Stored data entries:
==*==

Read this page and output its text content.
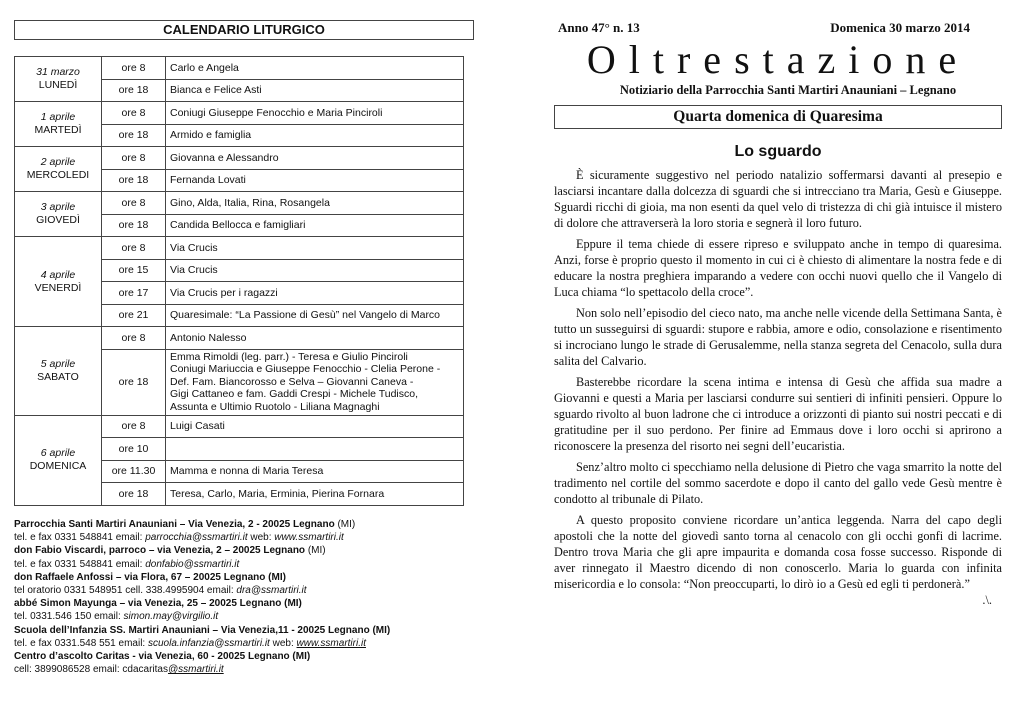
CALENDARIO LITURGICO
31 marzo
LUNEDÌ	ore 8	Carlo e Angela
	ore 18	Bianca e Felice Asti

1 aprile
MARTEDÌ	ore 8	Coniugi Giuseppe Fenocchio e Maria Pinciroli
	ore 18	Armido e famiglia

2 aprile
MERCOLEDI	ore 8	Giovanna e Alessandro
	ore 18	Fernanda Lovati

3 aprile
GIOVEDÌ	ore 8	Gino, Alda, Italia, Rina, Rosangela
	ore 18	Candida Bellocca e famigliari

4 aprile
VENERDÌ	ore 8	Via Crucis
	ore 15	Via Crucis
	ore 17	Via Crucis per i ragazzi
	ore 21	Quaresimale: “La Passione di Gesù” nel Vangelo di Marco

5 aprile
SABATO	ore 8	Antonio Nalesso
	ore 18	Emma Rimoldi (leg. parr.) - Teresa e Giulio Pinciroli
Coniugi Mariuccia e Giuseppe Fenocchio - Clelia Perone -
Def. Fam. Biancorosso e Selva – Giovanni Caneva -
Gigi Cattaneo e fam. Gaddi Crespi - Michele Tudisco,
Assunta e Ultimio Ruotolo - Liliana Magnaghi

6 aprile
DOMENICA	ore 8	Luigi Casati
	ore 10	
	ore 11.30	Mamma e nonna di Maria Teresa
	ore 18	Teresa, Carlo, Maria, Erminia, Pierina Fornara
Parrocchia Santi Martiri Anauniani – Via Venezia, 2 - 20025 Legnano (MI)
tel. e fax 0331 548841 email: parrocchia@ssmartiri.it web: www.ssmartiri.it
don Fabio Viscardi, parroco – via Venezia, 2 – 20025 Legnano (MI)
tel. e fax 0331 548841 email: donfabio@ssmartiri.it
don Raffaele Anfossi – via Flora, 67 – 20025 Legnano (MI)
tel oratorio 0331 548951 cell. 338.4995904 email: dra@ssmartiri.it
abbé Simon Mayunga – via Venezia, 25 – 20025 Legnano (MI)
tel. 0331.546 150 email: simon.may@virgilio.it
Scuola dell’Infanzia SS. Martiri Anauniani – Via Venezia,11 - 20025 Legnano (MI)
tel. e fax 0331.548 551 email: scuola.infanzia@ssmartiri.it web: www.ssmartiri.it
Centro d’ascolto Caritas - via Venezia, 60 - 20025 Legnano (MI)
cell: 3899086528 email: cdacaritas@ssmartiri.it
Anno 47° n. 13	Domenica 30 marzo 2014
Oltrestazione
Notiziario della Parrocchia Santi Martiri Anauniani – Legnano
Quarta domenica di Quaresima
Lo sguardo

È sicuramente suggestivo nel periodo natalizio soffermarsi davanti al presepio e lasciarsi incantare dalla dolcezza di sguardi che si intrecciano tra Maria, Gesù e Giuseppe. Sguardi ricchi di gioia, ma non esenti da quel velo di tristezza di chi già intuisce il mistero di dolore che attraverserà la loro storia e segnerà il loro futuro.

Eppure il tema chiede di essere ripreso e sviluppato anche in tempo di quaresima. Anzi, forse è proprio questo il momento in cui ci è chiesto di alimentare la nostra fede e di educare la nostra preghiera imparando a vedere con occhi nuovi quello che il Vangelo di Luca chiama “lo spettacolo della croce”.

Non solo nell’episodio del cieco nato, ma anche nelle vicende della Settimana Santa, è tutto un susseguirsi di sguardi: stupore e rabbia, amore e odio, consolazione e risentimento si incrociano lungo le strade di Gerusalemme, nella stanza segreta del Cenacolo, sulla dura salita del Calvario.

Basterebbe ricordare la scena intima e intensa di Gesù che affida sua madre a Giovanni e questi a Maria per lasciarsi condurre sui sentieri di infiniti pensieri. Oppure lo sguardo rivolto al buon ladrone che ci introduce a orizzonti di pianto sui nostri peccati e di gratitudine per il suo perdono. Per finire ad Emmaus dove i loro occhi si aprirono a riconoscere la presenza del risorto nei segni dell’eucaristia.

Senz’altro molto ci specchiamo nella delusione di Pietro che vaga smarrito la notte del tradimento nel cortile del sommo sacerdote e dopo il canto del gallo vede Gesù mentre è condotto al tribunale di Pilato.

A questo proposito conviene ricordare un’antica leggenda. Narra del capo degli apostoli che la notte del giovedì santo torna al cenacolo con gli occhi gonfi di lacrime. Dentro trova Maria che gli apre impaurita e domanda cosa fosse successo. Risponde di aver rinnegato il Maestro dicendo di non conoscerlo. Maria lo guarda con infinita misericordia e lo consola: “Non preoccuparti, lo dirò io a Gesù ed egli ti perdonerà.”
.\.
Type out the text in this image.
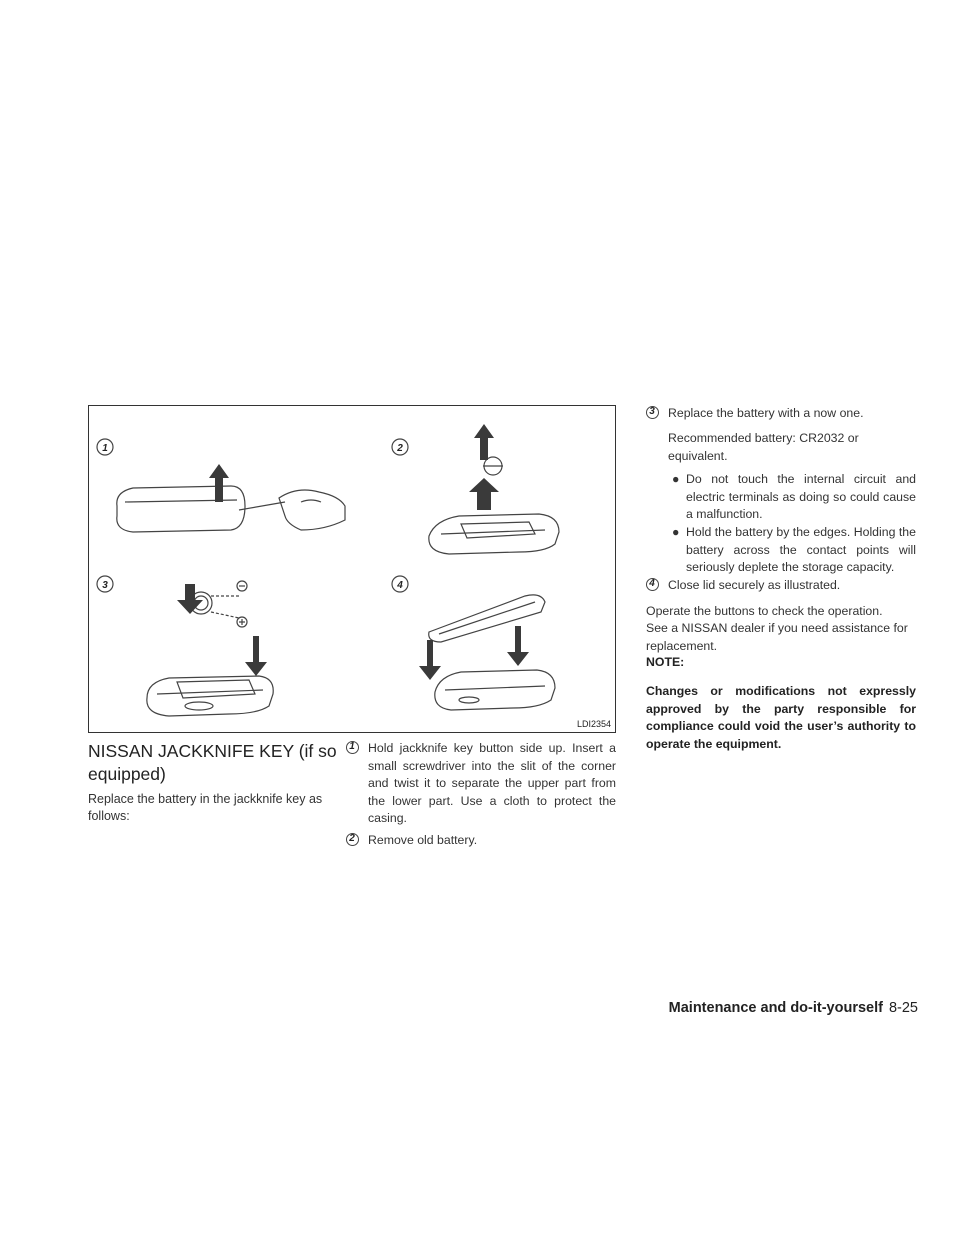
1	2
3	4
LDI2354
NISSAN JACKKNIFE KEY (if so equipped)
Replace the battery in the jackknife key as follows:
1 Hold jackknife key button side up. Insert a small screwdriver into the slit of the corner and twist it to separate the upper part from the lower part. Use a cloth to protect the casing.
2 Remove old battery.
3 Replace the battery with a now one.
Recommended battery: CR2032 or equivalent.
● Do not touch the internal circuit and electric terminals as doing so could cause a malfunction.
● Hold the battery by the edges. Holding the battery across the contact points will seriously deplete the storage capacity.
4 Close lid securely as illustrated.
Operate the buttons to check the operation.
See a NISSAN dealer if you need assistance for replacement.
NOTE:
Changes or modifications not expressly approved by the party responsible for compliance could void the user’s authority to operate the equipment.
Maintenance and do-it-yourself 8-25
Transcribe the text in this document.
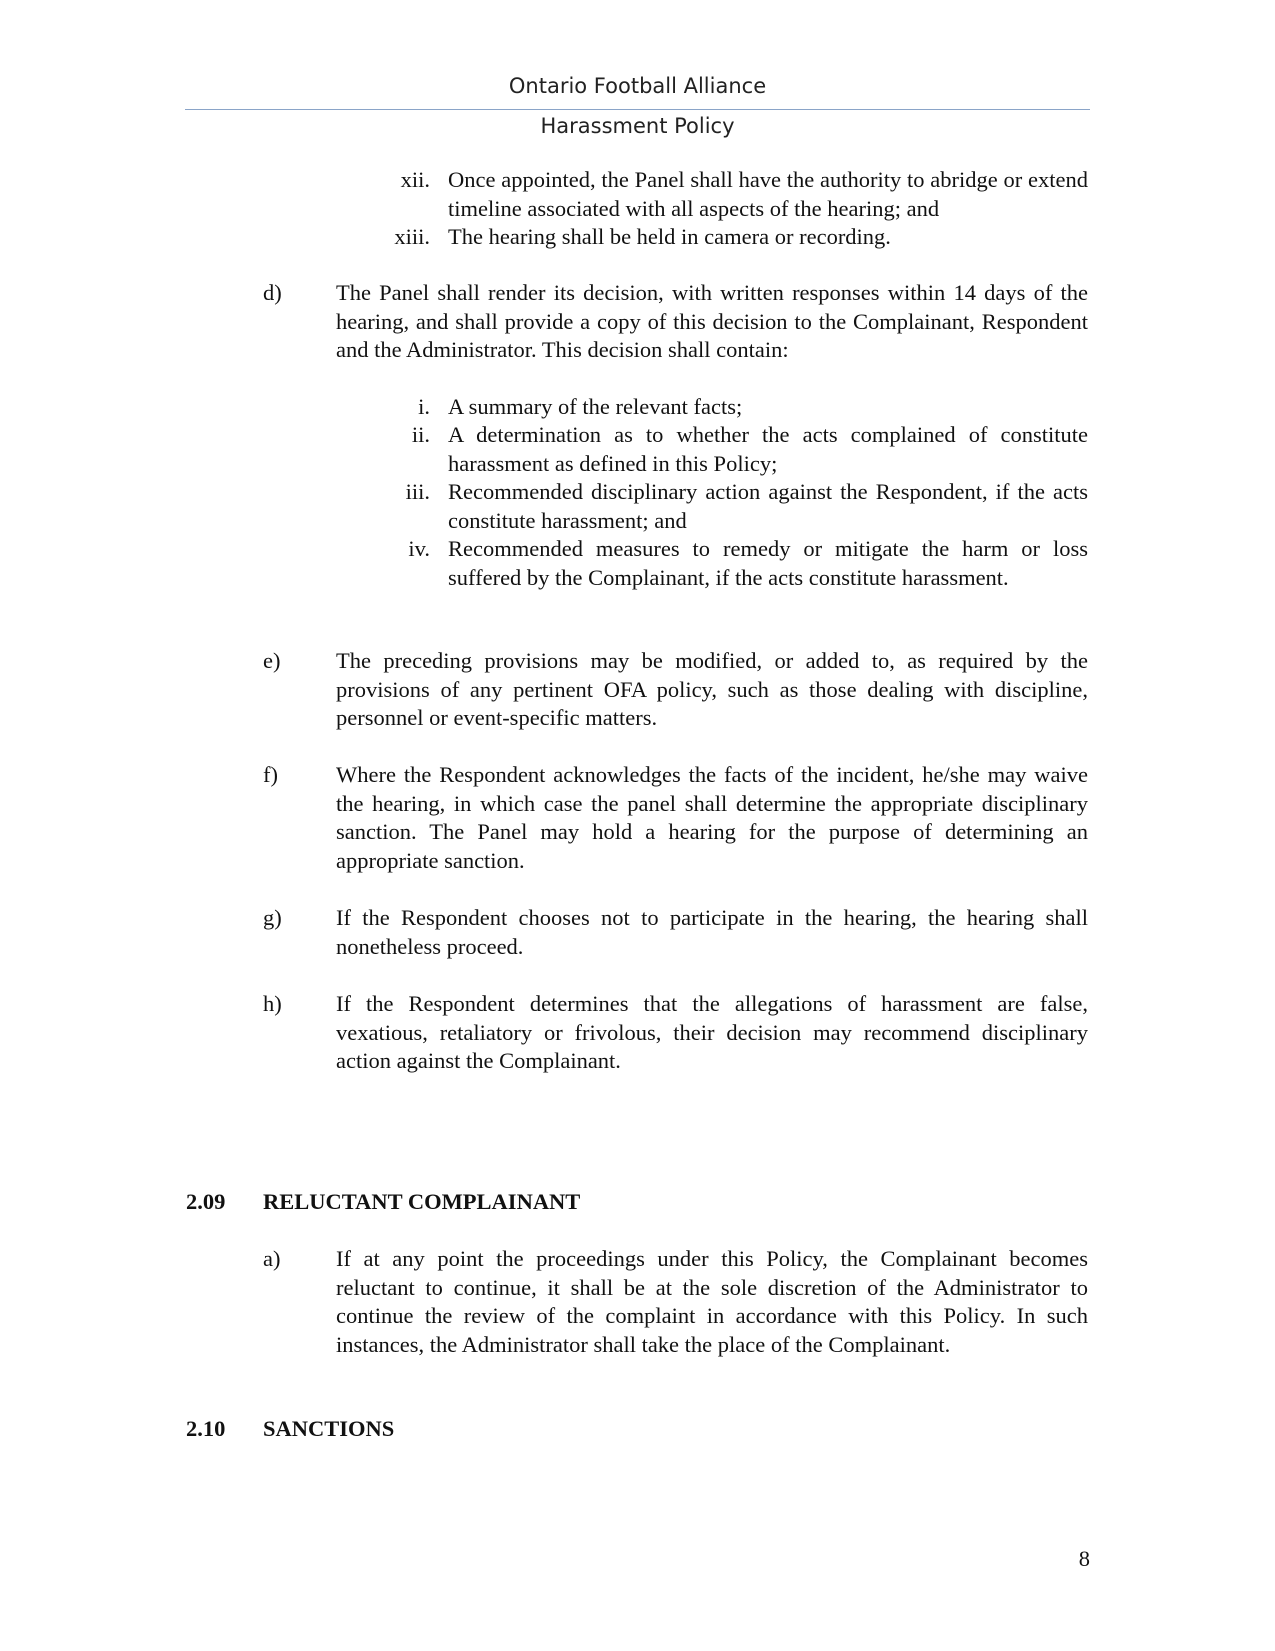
Ontario Football Alliance
Harassment Policy
xii. Once appointed, the Panel shall have the authority to abridge or extend timeline associated with all aspects of the hearing; and

xiii. The hearing shall be held in camera or recording.

d) The Panel shall render its decision, with written responses within 14 days of the hearing, and shall provide a copy of this decision to the Complainant, Respondent and the Administrator. This decision shall contain:

i. A summary of the relevant facts;

ii. A determination as to whether the acts complained of constitute harassment as defined in this Policy;

iii. Recommended disciplinary action against the Respondent, if the acts constitute harassment; and

iv. Recommended measures to remedy or mitigate the harm or loss suffered by the Complainant, if the acts constitute harassment.

e) The preceding provisions may be modified, or added to, as required by the provisions of any pertinent OFA policy, such as those dealing with discipline, personnel or event-specific matters.

f)	Where the Respondent acknowledges the facts of the incident, he/she may waive the hearing, in which case the panel shall determine the appropriate disciplinary sanction. The Panel may hold a hearing for the purpose of determining an appropriate sanction.

g) If the Respondent chooses not to participate in the hearing, the hearing shall nonetheless proceed.

h) If the Respondent determines that the allegations of harassment are false, vexatious, retaliatory or frivolous, their decision may recommend disciplinary action against the Complainant.

2.09 RELUCTANT COMPLAINANT
a) If at any point the proceedings under this Policy, the Complainant becomes reluctant to continue, it shall be at the sole discretion of the Administrator to continue the review of the complaint in accordance with this Policy. In such instances, the Administrator shall take the place of the Complainant.

2.10 SANCTIONS
8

==*==

REQUIREMENT:
Scan the entries above for the word "Pinciroli" and collect each line holding it.

COMPLETED TASK:
MARTEDÌ	ore 8	Coniugi Giuseppe Fenocchio e Maria Pinciroli
	ore 18	Emma Rimoldi (leg. parr.) - Teresa e Giulio Pinciroli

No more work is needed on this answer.